DIRECTIONS: Write out the listing below exactly, and omit any images you find in it.

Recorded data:
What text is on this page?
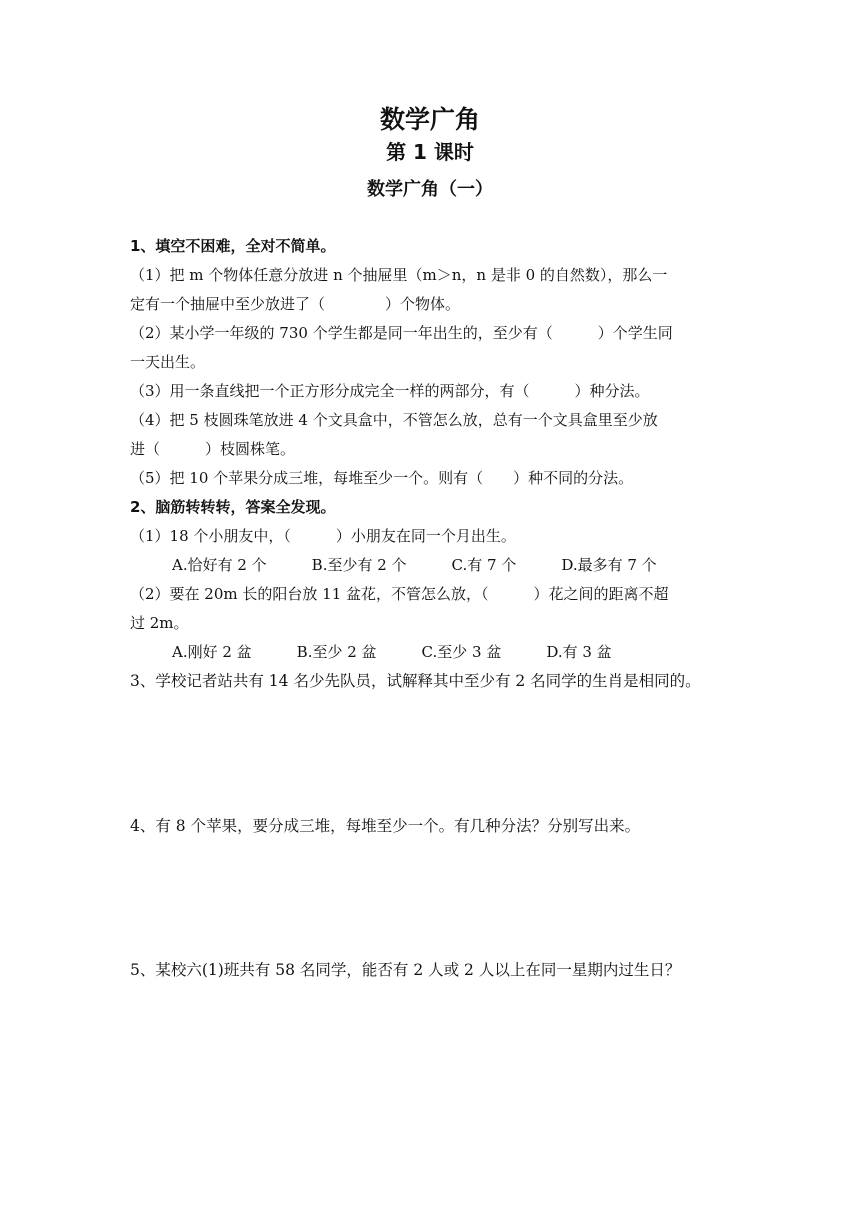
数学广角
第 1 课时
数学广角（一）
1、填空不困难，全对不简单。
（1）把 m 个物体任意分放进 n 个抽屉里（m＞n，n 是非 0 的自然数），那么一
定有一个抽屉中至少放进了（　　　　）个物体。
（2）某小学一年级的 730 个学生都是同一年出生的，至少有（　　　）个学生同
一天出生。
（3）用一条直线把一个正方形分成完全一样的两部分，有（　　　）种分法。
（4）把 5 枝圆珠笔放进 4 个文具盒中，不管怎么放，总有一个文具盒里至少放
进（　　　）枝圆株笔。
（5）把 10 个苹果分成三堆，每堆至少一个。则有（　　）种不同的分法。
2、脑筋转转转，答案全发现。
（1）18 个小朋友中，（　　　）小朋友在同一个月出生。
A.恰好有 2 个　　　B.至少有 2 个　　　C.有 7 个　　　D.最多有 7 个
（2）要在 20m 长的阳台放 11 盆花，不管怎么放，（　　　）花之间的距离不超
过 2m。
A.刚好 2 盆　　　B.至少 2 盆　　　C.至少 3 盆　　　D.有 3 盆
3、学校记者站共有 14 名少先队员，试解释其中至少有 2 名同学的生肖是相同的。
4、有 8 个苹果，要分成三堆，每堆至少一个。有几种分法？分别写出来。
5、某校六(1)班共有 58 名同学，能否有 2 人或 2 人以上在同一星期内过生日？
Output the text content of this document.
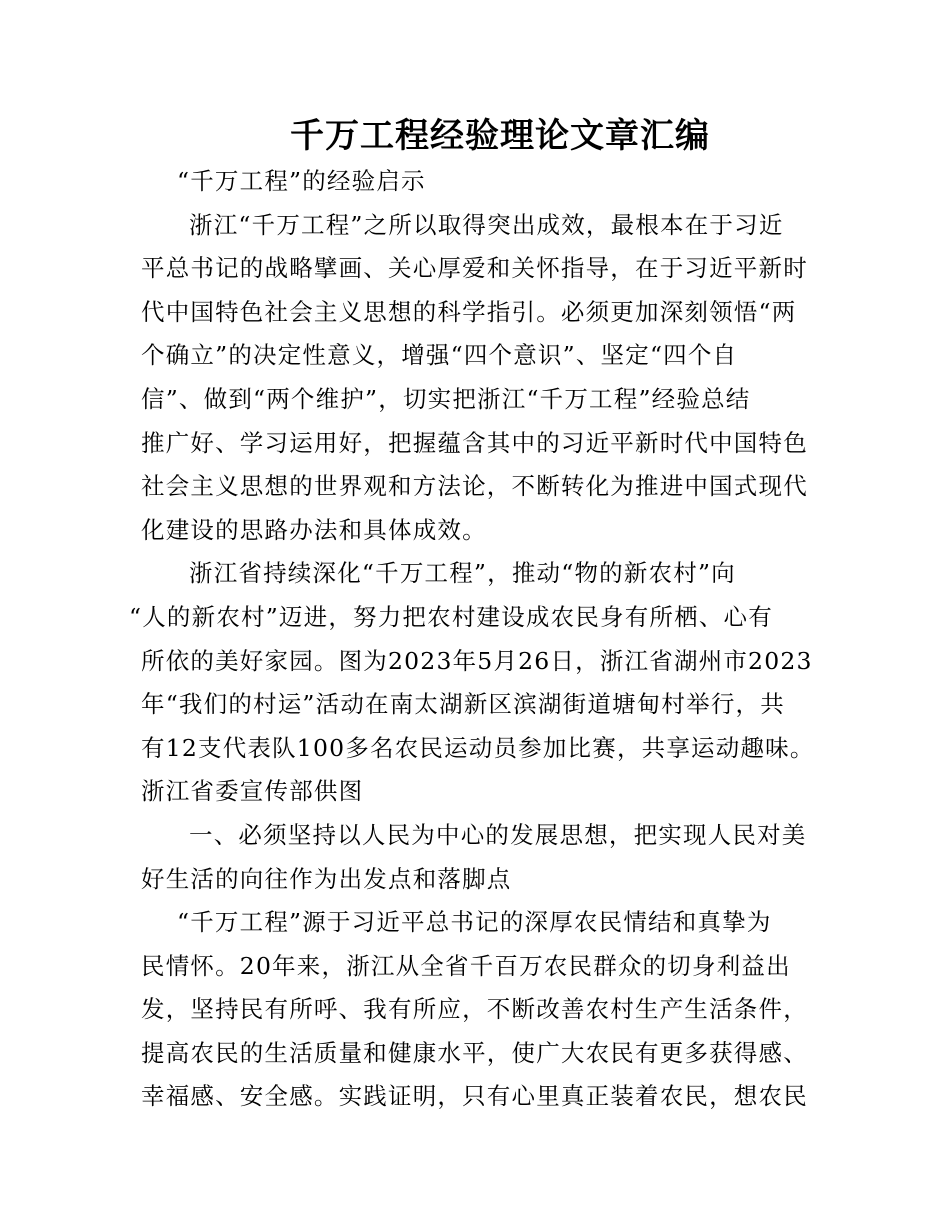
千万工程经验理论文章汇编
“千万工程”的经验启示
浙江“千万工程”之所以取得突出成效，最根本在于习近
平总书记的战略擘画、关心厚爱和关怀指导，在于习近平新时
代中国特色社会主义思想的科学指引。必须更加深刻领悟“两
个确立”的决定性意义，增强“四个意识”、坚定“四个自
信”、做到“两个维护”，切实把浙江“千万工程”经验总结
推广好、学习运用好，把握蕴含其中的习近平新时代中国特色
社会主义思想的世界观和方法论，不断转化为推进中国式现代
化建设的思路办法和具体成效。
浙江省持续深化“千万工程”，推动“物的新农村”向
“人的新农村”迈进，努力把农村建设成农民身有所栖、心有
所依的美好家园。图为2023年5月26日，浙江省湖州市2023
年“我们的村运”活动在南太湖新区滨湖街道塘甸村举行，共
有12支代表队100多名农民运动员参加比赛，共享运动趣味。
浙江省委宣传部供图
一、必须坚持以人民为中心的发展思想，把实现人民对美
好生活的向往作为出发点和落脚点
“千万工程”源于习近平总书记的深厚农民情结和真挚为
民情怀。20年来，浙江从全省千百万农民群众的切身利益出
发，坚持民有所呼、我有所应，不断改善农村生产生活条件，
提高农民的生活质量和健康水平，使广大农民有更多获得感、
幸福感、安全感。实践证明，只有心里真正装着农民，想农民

ANSWER BELOW:
What text is on this page?
数学广角
第 1 课时
数学广角（一）
1、填空不困难，全对不简单。
（1）把 m 个物体任意分放进 n 个抽屉里（m＞n，n 是非 0 的自然数），那么一
定有一个抽屉中至少放进了（　　　　）个物体。
（2）某小学一年级的 730 个学生都是同一年出生的，至少有（　　　）个学生同
一天出生。
（3）用一条直线把一个正方形分成完全一样的两部分，有（　　　）种分法。
（4）把 5 枝圆珠笔放进 4 个文具盒中，不管怎么放，总有一个文具盒里至少放
进（　　　）枝圆株笔。
（5）把 10 个苹果分成三堆，每堆至少一个。则有（　　）种不同的分法。
2、脑筋转转转，答案全发现。
（1）18 个小朋友中，（　　　）小朋友在同一个月出生。
A.恰好有 2 个　　　B.至少有 2 个　　　C.有 7 个　　　D.最多有 7 个
（2）要在 20m 长的阳台放 11 盆花，不管怎么放，（　　　）花之间的距离不超
过 2m。
A.刚好 2 盆　　　B.至少 2 盆　　　C.至少 3 盆　　　D.有 3 盆
3、学校记者站共有 14 名少先队员，试解释其中至少有 2 名同学的生肖是相同的。
4、有 8 个苹果，要分成三堆，每堆至少一个。有几种分法？分别写出来。
5、某校六(1)班共有 58 名同学，能否有 2 人或 2 人以上在同一星期内过生日？
Output the text content of this document.
千万工程经验理论文章汇编
“千万工程”的经验启示
浙江“千万工程”之所以取得突出成效，最根本在于习近
平总书记的战略擘画、关心厚爱和关怀指导，在于习近平新时
代中国特色社会主义思想的科学指引。必须更加深刻领悟“两
个确立”的决定性意义，增强“四个意识”、坚定“四个自
信”、做到“两个维护”，切实把浙江“千万工程”经验总结
推广好、学习运用好，把握蕴含其中的习近平新时代中国特色
社会主义思想的世界观和方法论，不断转化为推进中国式现代
化建设的思路办法和具体成效。
浙江省持续深化“千万工程”，推动“物的新农村”向
“人的新农村”迈进，努力把农村建设成农民身有所栖、心有
所依的美好家园。图为2023年5月26日，浙江省湖州市2023
年“我们的村运”活动在南太湖新区滨湖街道塘甸村举行，共
有12支代表队100多名农民运动员参加比赛，共享运动趣味。
浙江省委宣传部供图
一、必须坚持以人民为中心的发展思想，把实现人民对美
好生活的向往作为出发点和落脚点
“千万工程”源于习近平总书记的深厚农民情结和真挚为
民情怀。20年来，浙江从全省千百万农民群众的切身利益出
发，坚持民有所呼、我有所应，不断改善农村生产生活条件，
提高农民的生活质量和健康水平，使广大农民有更多获得感、
幸福感、安全感。实践证明，只有心里真正装着农民，想农民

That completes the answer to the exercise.